- **Supplied records**:
··········

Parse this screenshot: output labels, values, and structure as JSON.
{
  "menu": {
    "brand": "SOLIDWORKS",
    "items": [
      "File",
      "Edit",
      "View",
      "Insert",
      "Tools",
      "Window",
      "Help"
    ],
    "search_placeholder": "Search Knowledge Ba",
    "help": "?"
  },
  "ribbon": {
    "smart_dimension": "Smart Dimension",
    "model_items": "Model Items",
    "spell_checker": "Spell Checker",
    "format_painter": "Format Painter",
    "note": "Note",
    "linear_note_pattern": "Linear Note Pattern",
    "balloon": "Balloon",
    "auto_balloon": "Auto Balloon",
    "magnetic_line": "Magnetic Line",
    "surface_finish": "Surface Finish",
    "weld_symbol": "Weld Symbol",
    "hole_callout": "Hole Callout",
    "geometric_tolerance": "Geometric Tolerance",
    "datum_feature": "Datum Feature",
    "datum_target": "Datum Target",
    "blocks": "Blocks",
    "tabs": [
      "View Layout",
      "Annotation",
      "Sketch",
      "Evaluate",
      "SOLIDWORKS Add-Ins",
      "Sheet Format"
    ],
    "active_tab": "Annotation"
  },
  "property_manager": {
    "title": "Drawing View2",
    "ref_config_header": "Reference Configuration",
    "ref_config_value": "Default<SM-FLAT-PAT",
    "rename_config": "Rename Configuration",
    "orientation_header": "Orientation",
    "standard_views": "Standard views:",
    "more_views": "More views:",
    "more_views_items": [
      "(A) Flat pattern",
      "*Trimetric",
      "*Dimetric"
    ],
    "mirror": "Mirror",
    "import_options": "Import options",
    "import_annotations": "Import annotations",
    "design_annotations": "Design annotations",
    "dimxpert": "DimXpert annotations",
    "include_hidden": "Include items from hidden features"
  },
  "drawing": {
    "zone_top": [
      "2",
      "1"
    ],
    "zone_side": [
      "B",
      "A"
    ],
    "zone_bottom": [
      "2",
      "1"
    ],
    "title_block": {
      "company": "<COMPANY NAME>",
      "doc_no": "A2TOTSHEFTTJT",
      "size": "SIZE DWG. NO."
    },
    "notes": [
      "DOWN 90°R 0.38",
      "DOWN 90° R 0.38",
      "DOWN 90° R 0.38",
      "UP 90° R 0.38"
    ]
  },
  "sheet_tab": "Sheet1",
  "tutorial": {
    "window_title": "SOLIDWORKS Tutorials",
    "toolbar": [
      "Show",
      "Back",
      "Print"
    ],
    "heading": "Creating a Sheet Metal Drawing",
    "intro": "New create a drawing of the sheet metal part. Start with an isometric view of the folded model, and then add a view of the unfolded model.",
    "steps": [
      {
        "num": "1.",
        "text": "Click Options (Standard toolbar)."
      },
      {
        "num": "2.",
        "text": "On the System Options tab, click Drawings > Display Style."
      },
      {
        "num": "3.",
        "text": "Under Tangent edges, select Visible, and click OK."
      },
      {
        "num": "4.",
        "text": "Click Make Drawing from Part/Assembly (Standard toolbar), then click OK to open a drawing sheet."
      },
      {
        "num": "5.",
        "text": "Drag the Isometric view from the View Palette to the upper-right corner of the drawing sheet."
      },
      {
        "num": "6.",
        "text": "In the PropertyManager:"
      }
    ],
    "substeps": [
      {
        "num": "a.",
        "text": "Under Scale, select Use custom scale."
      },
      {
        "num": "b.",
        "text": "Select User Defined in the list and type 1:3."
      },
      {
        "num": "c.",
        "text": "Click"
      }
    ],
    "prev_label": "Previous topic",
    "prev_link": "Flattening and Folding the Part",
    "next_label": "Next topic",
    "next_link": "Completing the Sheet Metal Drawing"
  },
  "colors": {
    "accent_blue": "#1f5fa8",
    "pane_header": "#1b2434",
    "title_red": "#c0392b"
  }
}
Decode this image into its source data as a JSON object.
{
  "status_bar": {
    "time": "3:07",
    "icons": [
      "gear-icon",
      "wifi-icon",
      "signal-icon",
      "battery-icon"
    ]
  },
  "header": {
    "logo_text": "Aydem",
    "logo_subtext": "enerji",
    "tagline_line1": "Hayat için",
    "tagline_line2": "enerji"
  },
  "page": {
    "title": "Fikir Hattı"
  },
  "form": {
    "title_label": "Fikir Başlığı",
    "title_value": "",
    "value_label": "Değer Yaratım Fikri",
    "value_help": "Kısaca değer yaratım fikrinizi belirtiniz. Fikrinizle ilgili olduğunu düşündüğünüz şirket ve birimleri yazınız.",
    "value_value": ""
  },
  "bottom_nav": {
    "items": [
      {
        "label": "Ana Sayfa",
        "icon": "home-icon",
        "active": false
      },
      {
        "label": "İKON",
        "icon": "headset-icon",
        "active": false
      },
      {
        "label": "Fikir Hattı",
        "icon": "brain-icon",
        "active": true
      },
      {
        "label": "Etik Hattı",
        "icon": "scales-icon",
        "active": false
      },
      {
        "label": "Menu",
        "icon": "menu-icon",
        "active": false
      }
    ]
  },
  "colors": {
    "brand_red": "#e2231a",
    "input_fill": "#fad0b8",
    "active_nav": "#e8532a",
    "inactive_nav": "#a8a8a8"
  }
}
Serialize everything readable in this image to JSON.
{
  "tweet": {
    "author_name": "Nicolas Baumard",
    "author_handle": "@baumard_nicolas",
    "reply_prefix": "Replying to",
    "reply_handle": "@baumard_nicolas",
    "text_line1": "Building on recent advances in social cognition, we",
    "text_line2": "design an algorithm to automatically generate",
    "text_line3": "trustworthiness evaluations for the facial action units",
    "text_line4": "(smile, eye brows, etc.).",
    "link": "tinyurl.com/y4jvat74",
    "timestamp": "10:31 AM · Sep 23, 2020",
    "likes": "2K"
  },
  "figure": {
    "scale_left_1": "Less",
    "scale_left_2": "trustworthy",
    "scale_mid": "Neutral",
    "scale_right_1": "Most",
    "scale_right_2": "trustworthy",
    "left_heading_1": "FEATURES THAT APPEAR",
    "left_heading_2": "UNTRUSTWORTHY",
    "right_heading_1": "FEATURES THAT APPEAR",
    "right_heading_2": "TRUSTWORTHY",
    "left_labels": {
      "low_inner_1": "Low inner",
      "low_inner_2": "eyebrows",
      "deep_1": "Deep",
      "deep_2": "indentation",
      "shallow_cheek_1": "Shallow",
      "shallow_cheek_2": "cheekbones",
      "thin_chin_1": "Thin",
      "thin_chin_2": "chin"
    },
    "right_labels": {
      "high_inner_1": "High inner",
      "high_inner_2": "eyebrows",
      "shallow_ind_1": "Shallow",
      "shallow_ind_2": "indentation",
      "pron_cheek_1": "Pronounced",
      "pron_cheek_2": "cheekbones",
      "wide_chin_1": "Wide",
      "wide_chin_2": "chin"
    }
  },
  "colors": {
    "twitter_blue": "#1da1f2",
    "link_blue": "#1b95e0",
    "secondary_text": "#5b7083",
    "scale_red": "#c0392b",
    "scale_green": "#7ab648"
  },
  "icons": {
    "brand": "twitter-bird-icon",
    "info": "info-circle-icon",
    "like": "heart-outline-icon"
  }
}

··········

Write the material out exactly, with nothing left out.

- **The answer**:
Parse this screenshot: output labels, values, and structure as JSON.
{
  "menu": {
    "brand": "SOLIDWORKS",
    "items": [
      "File",
      "Edit",
      "View",
      "Insert",
      "Tools",
      "Window",
      "Help"
    ],
    "search_placeholder": "Search Knowledge Ba",
    "help": "?"
  },
  "ribbon": {
    "smart_dimension": "Smart Dimension",
    "model_items": "Model Items",
    "spell_checker": "Spell Checker",
    "format_painter": "Format Painter",
    "note": "Note",
    "linear_note_pattern": "Linear Note Pattern",
    "balloon": "Balloon",
    "auto_balloon": "Auto Balloon",
    "magnetic_line": "Magnetic Line",
    "surface_finish": "Surface Finish",
    "weld_symbol": "Weld Symbol",
    "hole_callout": "Hole Callout",
    "geometric_tolerance": "Geometric Tolerance",
    "datum_feature": "Datum Feature",
    "datum_target": "Datum Target",
    "blocks": "Blocks",
    "tabs": [
      "View Layout",
      "Annotation",
      "Sketch",
      "Evaluate",
      "SOLIDWORKS Add-Ins",
      "Sheet Format"
    ],
    "active_tab": "Annotation"
  },
  "property_manager": {
    "title": "Drawing View2",
    "ref_config_header": "Reference Configuration",
    "ref_config_value": "Default<SM-FLAT-PAT",
    "rename_config": "Rename Configuration",
    "orientation_header": "Orientation",
    "standard_views": "Standard views:",
    "more_views": "More views:",
    "more_views_items": [
      "(A) Flat pattern",
      "*Trimetric",
      "*Dimetric"
    ],
    "mirror": "Mirror",
    "import_options": "Import options",
    "import_annotations": "Import annotations",
    "design_annotations": "Design annotations",
    "dimxpert": "DimXpert annotations",
    "include_hidden": "Include items from hidden features"
  },
  "drawing": {
    "zone_top": [
      "2",
      "1"
    ],
    "zone_side": [
      "B",
      "A"
    ],
    "zone_bottom": [
      "2",
      "1"
    ],
    "title_block": {
      "company": "<COMPANY NAME>",
      "doc_no": "A2TOTSHEFTTJT",
      "size": "SIZE DWG. NO."
    },
    "notes": [
      "DOWN 90°R 0.38",
      "DOWN 90° R 0.38",
      "DOWN 90° R 0.38",
      "UP 90° R 0.38"
    ]
  },
  "sheet_tab": "Sheet1",
  "tutorial": {
    "window_title": "SOLIDWORKS Tutorials",
    "toolbar": [
      "Show",
      "Back",
      "Print"
    ],
    "heading": "Creating a Sheet Metal Drawing",
    "intro": "New create a drawing of the sheet metal part. Start with an isometric view of the folded model, and then add a view of the unfolded model.",
    "steps": [
      {
        "num": "1.",
        "text": "Click Options (Standard toolbar)."
      },
      {
        "num": "2.",
        "text": "On the System Options tab, click Drawings > Display Style."
      },
      {
        "num": "3.",
        "text": "Under Tangent edges, select Visible, and click OK."
      },
      {
        "num": "4.",
        "text": "Click Make Drawing from Part/Assembly (Standard toolbar), then click OK to open a drawing sheet."
      },
      {
        "num": "5.",
        "text": "Drag the Isometric view from the View Palette to the upper-right corner of the drawing sheet."
      },
      {
        "num": "6.",
        "text": "In the PropertyManager:"
      }
    ],
    "substeps": [
      {
        "num": "a.",
        "text": "Under Scale, select Use custom scale."
      },
      {
        "num": "b.",
        "text": "Select User Defined in the list and type 1:3."
      },
      {
        "num": "c.",
        "text": "Click"
      }
    ],
    "prev_label": "Previous topic",
    "prev_link": "Flattening and Folding the Part",
    "next_label": "Next topic",
    "next_link": "Completing the Sheet Metal Drawing"
  },
  "colors": {
    "accent_blue": "#1f5fa8",
    "pane_header": "#1b2434",
    "title_red": "#c0392b"
  }
}
Decode this image into its source data as a JSON object.
{
  "status_bar": {
    "time": "3:07",
    "icons": [
      "gear-icon",
      "wifi-icon",
      "signal-icon",
      "battery-icon"
    ]
  },
  "header": {
    "logo_text": "Aydem",
    "logo_subtext": "enerji",
    "tagline_line1": "Hayat için",
    "tagline_line2": "enerji"
  },
  "page": {
    "title": "Fikir Hattı"
  },
  "form": {
    "title_label": "Fikir Başlığı",
    "title_value": "",
    "value_label": "Değer Yaratım Fikri",
    "value_help": "Kısaca değer yaratım fikrinizi belirtiniz. Fikrinizle ilgili olduğunu düşündüğünüz şirket ve birimleri yazınız.",
    "value_value": ""
  },
  "bottom_nav": {
    "items": [
      {
        "label": "Ana Sayfa",
        "icon": "home-icon",
        "active": false
      },
      {
        "label": "İKON",
        "icon": "headset-icon",
        "active": false
      },
      {
        "label": "Fikir Hattı",
        "icon": "brain-icon",
        "active": true
      },
      {
        "label": "Etik Hattı",
        "icon": "scales-icon",
        "active": false
      },
      {
        "label": "Menu",
        "icon": "menu-icon",
        "active": false
      }
    ]
  },
  "colors": {
    "brand_red": "#e2231a",
    "input_fill": "#fad0b8",
    "active_nav": "#e8532a",
    "inactive_nav": "#a8a8a8"
  }
}
Serialize everything readable in this image to JSON.
{
  "tweet": {
    "author_name": "Nicolas Baumard",
    "author_handle": "@baumard_nicolas",
    "reply_prefix": "Replying to",
    "reply_handle": "@baumard_nicolas",
    "text_line1": "Building on recent advances in social cognition, we",
    "text_line2": "design an algorithm to automatically generate",
    "text_line3": "trustworthiness evaluations for the facial action units",
    "text_line4": "(smile, eye brows, etc.).",
    "link": "tinyurl.com/y4jvat74",
    "timestamp": "10:31 AM · Sep 23, 2020",
    "likes": "2K"
  },
  "figure": {
    "scale_left_1": "Less",
    "scale_left_2": "trustworthy",
    "scale_mid": "Neutral",
    "scale_right_1": "Most",
    "scale_right_2": "trustworthy",
    "left_heading_1": "FEATURES THAT APPEAR",
    "left_heading_2": "UNTRUSTWORTHY",
    "right_heading_1": "FEATURES THAT APPEAR",
    "right_heading_2": "TRUSTWORTHY",
    "left_labels": {
      "low_inner_1": "Low inner",
      "low_inner_2": "eyebrows",
      "deep_1": "Deep",
      "deep_2": "indentation",
      "shallow_cheek_1": "Shallow",
      "shallow_cheek_2": "cheekbones",
      "thin_chin_1": "Thin",
      "thin_chin_2": "chin"
    },
    "right_labels": {
      "high_inner_1": "High inner",
      "high_inner_2": "eyebrows",
      "shallow_ind_1": "Shallow",
      "shallow_ind_2": "indentation",
      "pron_cheek_1": "Pronounced",
      "pron_cheek_2": "cheekbones",
      "wide_chin_1": "Wide",
      "wide_chin_2": "chin"
    }
  },
  "colors": {
    "twitter_blue": "#1da1f2",
    "link_blue": "#1b95e0",
    "secondary_text": "#5b7083",
    "scale_red": "#c0392b",
    "scale_green": "#7ab648"
  },
  "icons": {
    "brand": "twitter-bird-icon",
    "info": "info-circle-icon",
    "like": "heart-outline-icon"
  }
}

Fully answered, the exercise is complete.